### Stored data
»»
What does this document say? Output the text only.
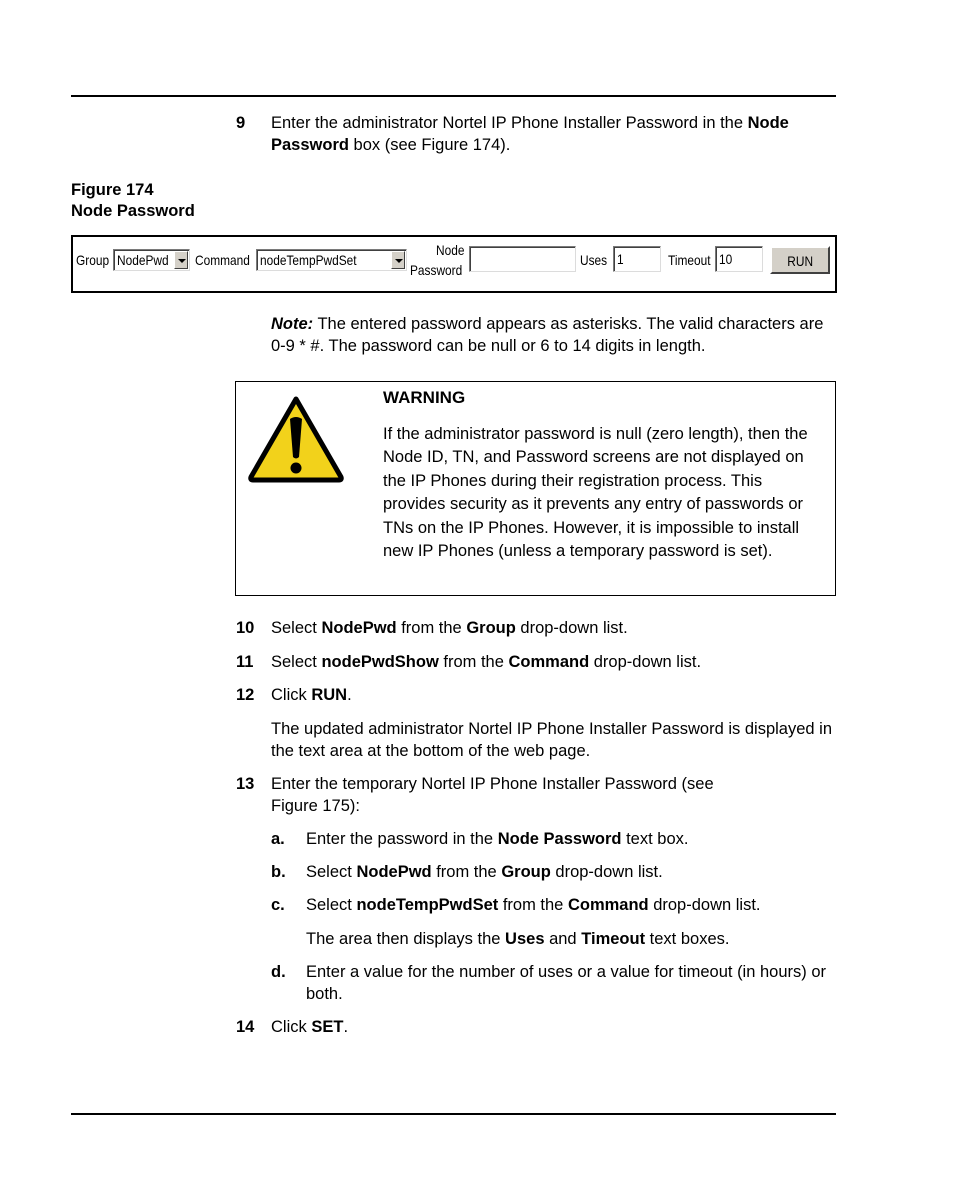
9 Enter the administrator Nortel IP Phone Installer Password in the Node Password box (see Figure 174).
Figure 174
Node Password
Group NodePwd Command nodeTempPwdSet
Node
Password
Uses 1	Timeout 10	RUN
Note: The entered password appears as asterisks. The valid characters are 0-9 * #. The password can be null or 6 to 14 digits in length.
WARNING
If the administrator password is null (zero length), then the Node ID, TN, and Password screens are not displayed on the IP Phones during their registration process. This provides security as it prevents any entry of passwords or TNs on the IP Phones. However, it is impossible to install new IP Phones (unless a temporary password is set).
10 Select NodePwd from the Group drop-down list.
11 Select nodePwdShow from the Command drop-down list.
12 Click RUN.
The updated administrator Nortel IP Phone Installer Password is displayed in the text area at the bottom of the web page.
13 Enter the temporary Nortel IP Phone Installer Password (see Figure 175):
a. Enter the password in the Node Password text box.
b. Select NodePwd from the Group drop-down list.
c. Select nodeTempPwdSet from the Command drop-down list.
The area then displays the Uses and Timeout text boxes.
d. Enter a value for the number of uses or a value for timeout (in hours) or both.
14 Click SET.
««
### WRITTEN REQUEST
Of all the lines above, how many contain "from"? Give the number and nothing more.

### THE RESULT
4